EXERCISE DESCRIPTION> Write out all the entries word for word and omit any pictures.

GIVEN INFORMATION>
§ §

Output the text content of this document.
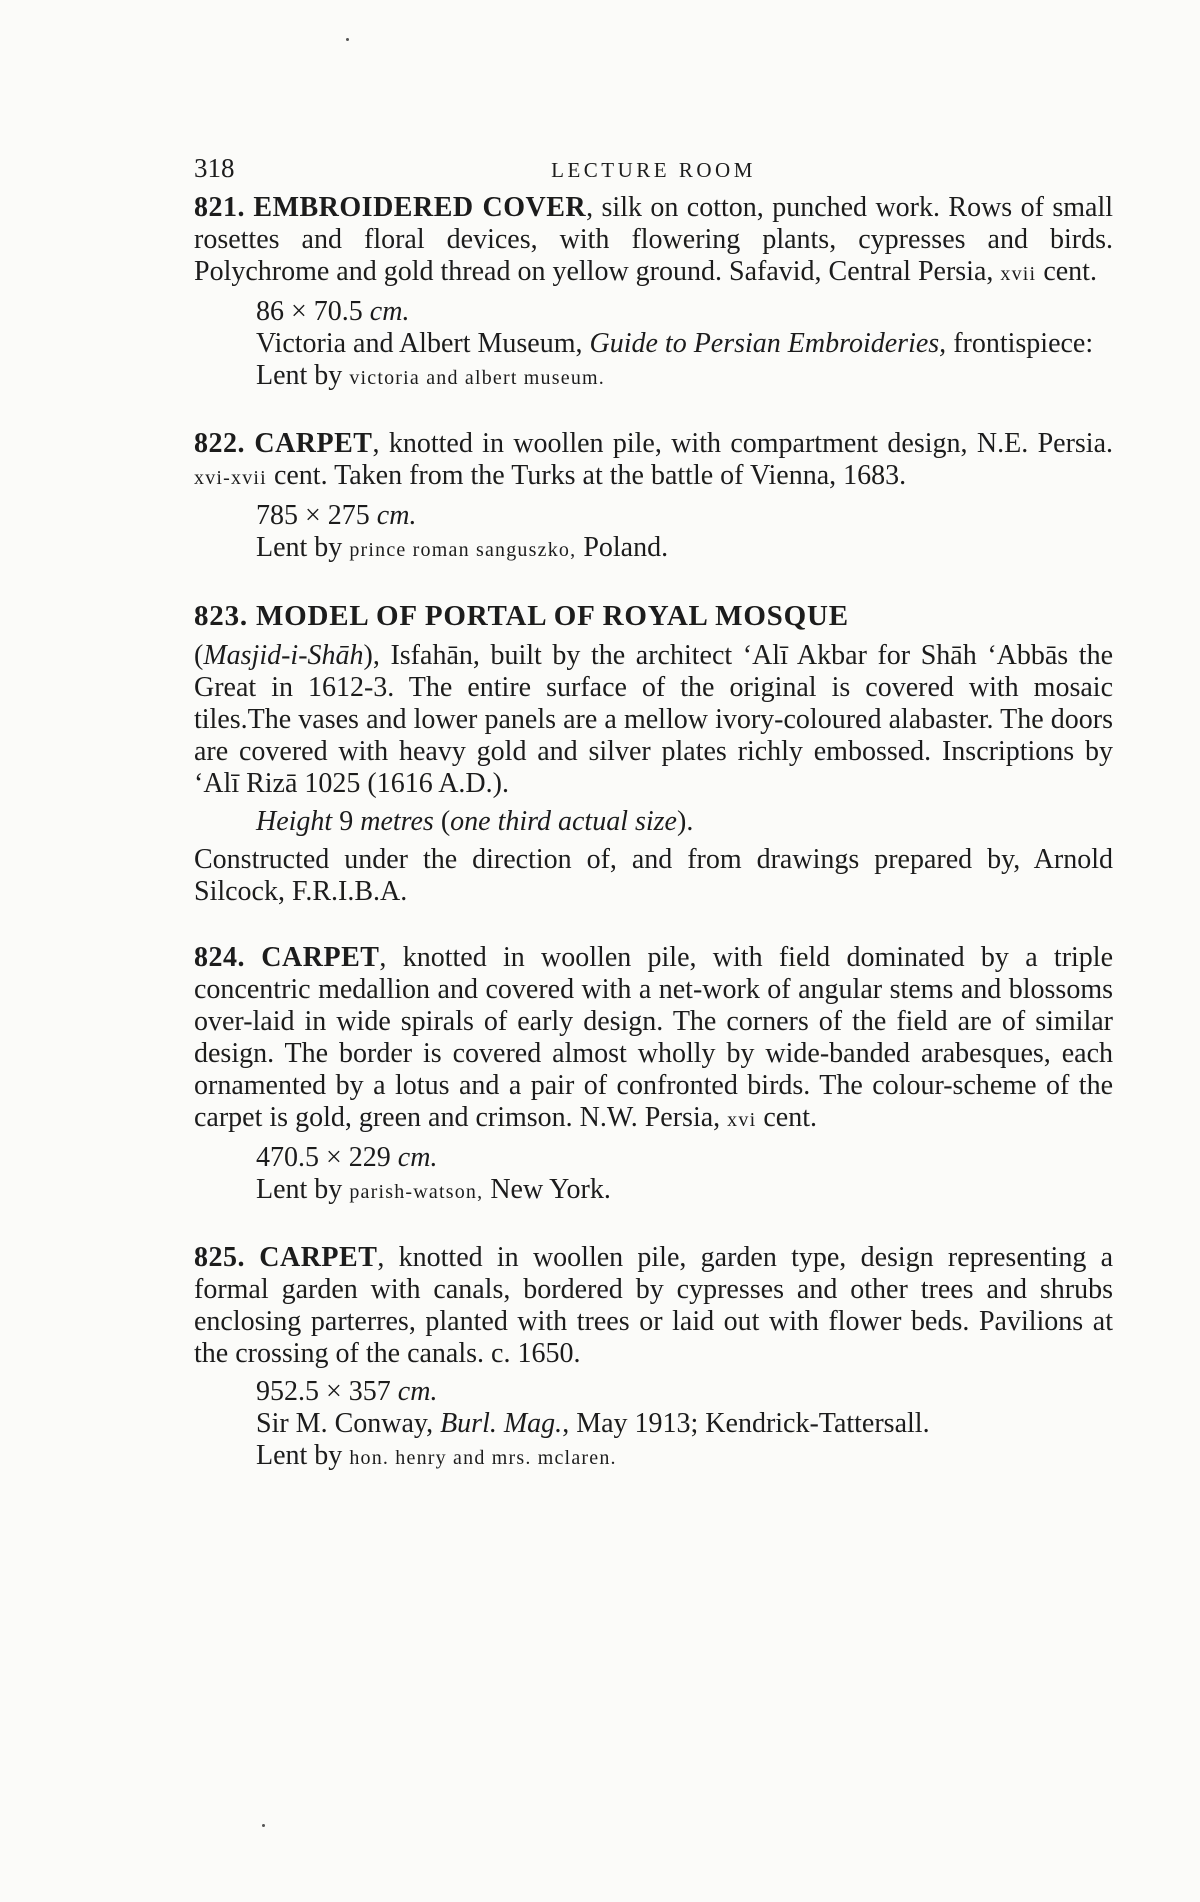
318	LECTURE ROOM

821. EMBROIDERED COVER, silk on cotton, punched work. Rows of small rosettes and floral devices, with flowering plants, cypresses and birds. Polychrome and gold thread on yellow ground. Safavid, Central Persia, xvii cent.

86 × 70.5 cm.

Victoria and Albert Museum, Guide to Persian Embroideries, frontispiece:

Lent by victoria and albert museum.

822. CARPET, knotted in woollen pile, with compartment design, N.E. Persia. xvi-xvii cent. Taken from the Turks at the battle of Vienna, 1683.

785 × 275 cm.

Lent by prince roman sanguszko, Poland.

823. MODEL OF PORTAL OF ROYAL MOSQUE

(Masjid-i-Shāh), Isfahān, built by the architect ‘Alī Akbar for Shāh ‘Abbās the Great in 1612-3. The entire surface of the original is covered with mosaic tiles.The vases and lower panels are a mellow ivory-coloured alabaster. The doors are covered with heavy gold and silver plates richly embossed. Inscriptions by ‘Alī Rizā 1025 (1616 A.D.).

Height 9 metres (one third actual size).

Constructed under the direction of, and from drawings prepared by, Arnold Silcock, F.R.I.B.A.

824. CARPET, knotted in woollen pile, with field dominated by a triple concentric medallion and covered with a net-work of angular stems and blossoms over-laid in wide spirals of early design. The corners of the field are of similar design. The border is covered almost wholly by wide-banded arabesques, each ornamented by a lotus and a pair of confronted birds. The colour-scheme of the carpet is gold, green and crimson. N.W. Persia, xvi cent.

470.5 × 229 cm.

Lent by parish-watson, New York.

825. CARPET, knotted in woollen pile, garden type, design representing a formal garden with canals, bordered by cypresses and other trees and shrubs enclosing parterres, planted with trees or laid out with flower beds. Pavilions at the crossing of the canals. c. 1650.

952.5 × 357 cm.

Sir M. Conway, Burl. Mag., May 1913; Kendrick-Tattersall.

Lent by hon. henry and mrs. mclaren.
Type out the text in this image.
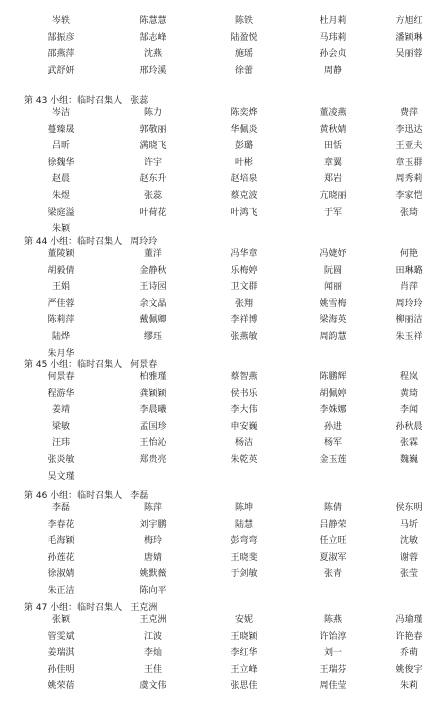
岑轶	陈慧慧	陈铁	杜月莉	方旭红
郜振彦	郜志峰	陆盈悦	马玮莉	潘颖琳
邵燕萍	沈燕	施瑶	孙会贞	吴丽蓉
武舒妍	邢玲溪	徐蕾	周静
第 43 小组：临时召集人 张蕊
岑洁	陈力	陈奕烨	董凌燕	费萍
蔓臻晟	郭敬丽	华佩炎	黄秋婧	李迅达
吕昕	满晓飞	彭璐	田恬	王亚夫
徐魏华	许宇	叶彬	章翼	章玉群
赵晨	赵东升	赵培泉	郑岩	周秀莉
朱煜	张蕊	蔡克波	亢晓丽	李家恺
梁庭溢	叶荷花	叶鸿飞	于军	张琦
朱颖
第 44 小组：临时召集人 周玲玲
董陵颖	董洋	冯华章	冯婕妤	何艳
胡毅倩	金静秋	乐梅婷	阮圆	田琳璐
王娟	王诗园	卫文群	闻丽	肖萍
严佳蓉	余文晶	张翔	姚雪梅	周玲玲
陈莉萍	戴佩卿	李祥博	梁海英	柳丽洁
陆烨	缪珏	张燕敏	周韵慧	朱玉祥
朱月华
第 45 小组：临时召集人 何景春
何景春	柏雅瑾	蔡智燕	陈鹏辉	程岚
程游华	龚颖颖	侯书乐	胡佩婷	黄琦
姜靖	李晨曦	李大伟	李姝娜	李闻
梁敏	孟国珍	申安巍	孙进	孙秋晨
汪玮	王怡沁	杨洁	杨军	张霖
张炎敏	郑贵亮	朱乾英	金玉莲	魏巍
吴文瑾
第 46 小组：临时召集人 李磊
李磊	陈萍	陈坤	陈倩	侯东明
李春花	刘宇鹏	陆慧	吕静荣	马圻
毛海颖	梅玲	彭弯弯	任立旺	沈敏
孙莲花	唐婧	王晓斐	夏淑军	谢蓉
徐淑婧	姚默薇	于剑敏	张青	张莹
朱正洁	陈向平
第 47 小组：临时召集人 王克洲
张颖	王克洲	安妮	陈燕	冯瑜瑾
管雯斌	江波	王晓颖	许饴淳	许艳春
姜瑞淇	李灿	李红华	刘一	乔萌
孙佳明	王佳	王立峰	王瑞芬	姚俊宇
姚荣蓓	虞文伟	张思佳	周佳莹	朱莉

§ §

RESPONSE BELOW>
Output the text content of this document.
318	LECTURE ROOM

821. EMBROIDERED COVER, silk on cotton, punched work. Rows of small rosettes and floral devices, with flowering plants, cypresses and birds. Polychrome and gold thread on yellow ground. Safavid, Central Persia, xvii cent.

86 × 70.5 cm.

Victoria and Albert Museum, Guide to Persian Embroideries, frontispiece:

Lent by victoria and albert museum.

822. CARPET, knotted in woollen pile, with compartment design, N.E. Persia. xvi-xvii cent. Taken from the Turks at the battle of Vienna, 1683.

785 × 275 cm.

Lent by prince roman sanguszko, Poland.

823. MODEL OF PORTAL OF ROYAL MOSQUE

(Masjid-i-Shāh), Isfahān, built by the architect ‘Alī Akbar for Shāh ‘Abbās the Great in 1612-3. The entire surface of the original is covered with mosaic tiles.The vases and lower panels are a mellow ivory-coloured alabaster. The doors are covered with heavy gold and silver plates richly embossed. Inscriptions by ‘Alī Rizā 1025 (1616 A.D.).

Height 9 metres (one third actual size).

Constructed under the direction of, and from drawings prepared by, Arnold Silcock, F.R.I.B.A.

824. CARPET, knotted in woollen pile, with field dominated by a triple concentric medallion and covered with a net-work of angular stems and blossoms over-laid in wide spirals of early design. The corners of the field are of similar design. The border is covered almost wholly by wide-banded arabesques, each ornamented by a lotus and a pair of confronted birds. The colour-scheme of the carpet is gold, green and crimson. N.W. Persia, xvi cent.

470.5 × 229 cm.

Lent by parish-watson, New York.

825. CARPET, knotted in woollen pile, garden type, design representing a formal garden with canals, bordered by cypresses and other trees and shrubs enclosing parterres, planted with trees or laid out with flower beds. Pavilions at the crossing of the canals. c. 1650.

952.5 × 357 cm.

Sir M. Conway, Burl. Mag., May 1913; Kendrick-Tattersall.

Lent by hon. henry and mrs. mclaren.
Type out the text in this image.
岑轶	陈慧慧	陈铁	杜月莉	方旭红
郜振彦	郜志峰	陆盈悦	马玮莉	潘颖琳
邵燕萍	沈燕	施瑶	孙会贞	吴丽蓉
武舒妍	邢玲溪	徐蕾	周静
第 43 小组：临时召集人 张蕊
岑洁	陈力	陈奕烨	董凌燕	费萍
蔓臻晟	郭敬丽	华佩炎	黄秋婧	李迅达
吕昕	满晓飞	彭璐	田恬	王亚夫
徐魏华	许宇	叶彬	章翼	章玉群
赵晨	赵东升	赵培泉	郑岩	周秀莉
朱煜	张蕊	蔡克波	亢晓丽	李家恺
梁庭溢	叶荷花	叶鸿飞	于军	张琦
朱颖
第 44 小组：临时召集人 周玲玲
董陵颖	董洋	冯华章	冯婕妤	何艳
胡毅倩	金静秋	乐梅婷	阮圆	田琳璐
王娟	王诗园	卫文群	闻丽	肖萍
严佳蓉	余文晶	张翔	姚雪梅	周玲玲
陈莉萍	戴佩卿	李祥博	梁海英	柳丽洁
陆烨	缪珏	张燕敏	周韵慧	朱玉祥
朱月华
第 45 小组：临时召集人 何景春
何景春	柏雅瑾	蔡智燕	陈鹏辉	程岚
程游华	龚颖颖	侯书乐	胡佩婷	黄琦
姜靖	李晨曦	李大伟	李姝娜	李闻
梁敏	孟国珍	申安巍	孙进	孙秋晨
汪玮	王怡沁	杨洁	杨军	张霖
张炎敏	郑贵亮	朱乾英	金玉莲	魏巍
吴文瑾
第 46 小组：临时召集人 李磊
李磊	陈萍	陈坤	陈倩	侯东明
李春花	刘宇鹏	陆慧	吕静荣	马圻
毛海颖	梅玲	彭弯弯	任立旺	沈敏
孙莲花	唐婧	王晓斐	夏淑军	谢蓉
徐淑婧	姚默薇	于剑敏	张青	张莹
朱正洁	陈向平
第 47 小组：临时召集人 王克洲
张颖	王克洲	安妮	陈燕	冯瑜瑾
管雯斌	江波	王晓颖	许饴淳	许艳春
姜瑞淇	李灿	李红华	刘一	乔萌
孙佳明	王佳	王立峰	王瑞芬	姚俊宇
姚荣蓓	虞文伟	张思佳	周佳莹	朱莉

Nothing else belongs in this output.